- Problem: Return each entry exactly, omitting nothing.

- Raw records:
>> Start
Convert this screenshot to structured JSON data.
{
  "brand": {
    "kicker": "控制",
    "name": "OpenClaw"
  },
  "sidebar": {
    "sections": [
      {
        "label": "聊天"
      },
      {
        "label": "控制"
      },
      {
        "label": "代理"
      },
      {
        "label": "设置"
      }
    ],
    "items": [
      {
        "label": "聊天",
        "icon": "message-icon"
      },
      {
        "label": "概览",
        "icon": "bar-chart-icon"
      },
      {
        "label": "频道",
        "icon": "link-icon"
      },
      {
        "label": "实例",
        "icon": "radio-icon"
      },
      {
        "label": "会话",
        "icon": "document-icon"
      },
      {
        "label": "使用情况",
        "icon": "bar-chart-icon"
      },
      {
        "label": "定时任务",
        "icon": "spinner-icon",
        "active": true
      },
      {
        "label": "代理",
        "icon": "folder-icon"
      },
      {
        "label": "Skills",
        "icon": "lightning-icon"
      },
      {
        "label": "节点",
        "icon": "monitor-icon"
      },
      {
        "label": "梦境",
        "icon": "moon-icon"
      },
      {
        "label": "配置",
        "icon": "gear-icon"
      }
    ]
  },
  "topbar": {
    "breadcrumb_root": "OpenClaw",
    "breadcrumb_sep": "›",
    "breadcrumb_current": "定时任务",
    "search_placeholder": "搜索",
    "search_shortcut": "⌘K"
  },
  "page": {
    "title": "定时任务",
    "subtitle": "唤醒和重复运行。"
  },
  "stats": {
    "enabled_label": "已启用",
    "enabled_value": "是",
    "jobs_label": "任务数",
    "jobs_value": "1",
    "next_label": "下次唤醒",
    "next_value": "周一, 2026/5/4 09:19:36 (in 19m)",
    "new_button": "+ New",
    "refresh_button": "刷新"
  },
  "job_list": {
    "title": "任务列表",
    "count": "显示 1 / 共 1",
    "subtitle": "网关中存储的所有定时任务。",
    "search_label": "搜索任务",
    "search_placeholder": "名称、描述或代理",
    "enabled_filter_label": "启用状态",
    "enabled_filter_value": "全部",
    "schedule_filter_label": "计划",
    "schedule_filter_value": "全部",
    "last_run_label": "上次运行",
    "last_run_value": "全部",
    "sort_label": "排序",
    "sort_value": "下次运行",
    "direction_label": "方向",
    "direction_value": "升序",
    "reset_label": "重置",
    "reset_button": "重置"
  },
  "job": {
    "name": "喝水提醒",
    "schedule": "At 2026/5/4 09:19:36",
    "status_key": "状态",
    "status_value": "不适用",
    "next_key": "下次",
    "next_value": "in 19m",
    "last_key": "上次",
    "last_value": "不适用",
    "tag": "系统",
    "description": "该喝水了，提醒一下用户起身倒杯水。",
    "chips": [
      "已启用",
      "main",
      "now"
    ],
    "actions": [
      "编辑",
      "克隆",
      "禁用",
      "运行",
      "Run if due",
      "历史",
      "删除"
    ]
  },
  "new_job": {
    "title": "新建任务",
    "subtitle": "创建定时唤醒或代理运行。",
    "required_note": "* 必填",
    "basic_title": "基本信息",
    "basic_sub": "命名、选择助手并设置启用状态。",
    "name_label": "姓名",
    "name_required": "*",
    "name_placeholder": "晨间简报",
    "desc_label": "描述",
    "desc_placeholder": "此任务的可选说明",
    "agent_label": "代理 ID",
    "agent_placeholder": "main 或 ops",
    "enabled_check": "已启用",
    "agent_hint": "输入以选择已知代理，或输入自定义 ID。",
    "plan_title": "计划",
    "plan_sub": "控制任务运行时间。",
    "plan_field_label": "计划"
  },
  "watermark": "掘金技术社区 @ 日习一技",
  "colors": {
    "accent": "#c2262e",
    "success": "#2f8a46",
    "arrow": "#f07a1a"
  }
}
>> End
- Correct output:
Convert this screenshot to structured JSON data.
{
  "brand": {
    "kicker": "控制",
    "name": "OpenClaw"
  },
  "sidebar": {
    "sections": [
      {
        "label": "聊天"
      },
      {
        "label": "控制"
      },
      {
        "label": "代理"
      },
      {
        "label": "设置"
      }
    ],
    "items": [
      {
        "label": "聊天",
        "icon": "message-icon"
      },
      {
        "label": "概览",
        "icon": "bar-chart-icon"
      },
      {
        "label": "频道",
        "icon": "link-icon"
      },
      {
        "label": "实例",
        "icon": "radio-icon"
      },
      {
        "label": "会话",
        "icon": "document-icon"
      },
      {
        "label": "使用情况",
        "icon": "bar-chart-icon"
      },
      {
        "label": "定时任务",
        "icon": "spinner-icon",
        "active": true
      },
      {
        "label": "代理",
        "icon": "folder-icon"
      },
      {
        "label": "Skills",
        "icon": "lightning-icon"
      },
      {
        "label": "节点",
        "icon": "monitor-icon"
      },
      {
        "label": "梦境",
        "icon": "moon-icon"
      },
      {
        "label": "配置",
        "icon": "gear-icon"
      }
    ]
  },
  "topbar": {
    "breadcrumb_root": "OpenClaw",
    "breadcrumb_sep": "›",
    "breadcrumb_current": "定时任务",
    "search_placeholder": "搜索",
    "search_shortcut": "⌘K"
  },
  "page": {
    "title": "定时任务",
    "subtitle": "唤醒和重复运行。"
  },
  "stats": {
    "enabled_label": "已启用",
    "enabled_value": "是",
    "jobs_label": "任务数",
    "jobs_value": "1",
    "next_label": "下次唤醒",
    "next_value": "周一, 2026/5/4 09:19:36 (in 19m)",
    "new_button": "+ New",
    "refresh_button": "刷新"
  },
  "job_list": {
    "title": "任务列表",
    "count": "显示 1 / 共 1",
    "subtitle": "网关中存储的所有定时任务。",
    "search_label": "搜索任务",
    "search_placeholder": "名称、描述或代理",
    "enabled_filter_label": "启用状态",
    "enabled_filter_value": "全部",
    "schedule_filter_label": "计划",
    "schedule_filter_value": "全部",
    "last_run_label": "上次运行",
    "last_run_value": "全部",
    "sort_label": "排序",
    "sort_value": "下次运行",
    "direction_label": "方向",
    "direction_value": "升序",
    "reset_label": "重置",
    "reset_button": "重置"
  },
  "job": {
    "name": "喝水提醒",
    "schedule": "At 2026/5/4 09:19:36",
    "status_key": "状态",
    "status_value": "不适用",
    "next_key": "下次",
    "next_value": "in 19m",
    "last_key": "上次",
    "last_value": "不适用",
    "tag": "系统",
    "description": "该喝水了，提醒一下用户起身倒杯水。",
    "chips": [
      "已启用",
      "main",
      "now"
    ],
    "actions": [
      "编辑",
      "克隆",
      "禁用",
      "运行",
      "Run if due",
      "历史",
      "删除"
    ]
  },
  "new_job": {
    "title": "新建任务",
    "subtitle": "创建定时唤醒或代理运行。",
    "required_note": "* 必填",
    "basic_title": "基本信息",
    "basic_sub": "命名、选择助手并设置启用状态。",
    "name_label": "姓名",
    "name_required": "*",
    "name_placeholder": "晨间简报",
    "desc_label": "描述",
    "desc_placeholder": "此任务的可选说明",
    "agent_label": "代理 ID",
    "agent_placeholder": "main 或 ops",
    "enabled_check": "已启用",
    "agent_hint": "输入以选择已知代理，或输入自定义 ID。",
    "plan_title": "计划",
    "plan_sub": "控制任务运行时间。",
    "plan_field_label": "计划"
  },
  "watermark": "掘金技术社区 @ 日习一技",
  "colors": {
    "accent": "#c2262e",
    "success": "#2f8a46",
    "arrow": "#f07a1a"
  }
}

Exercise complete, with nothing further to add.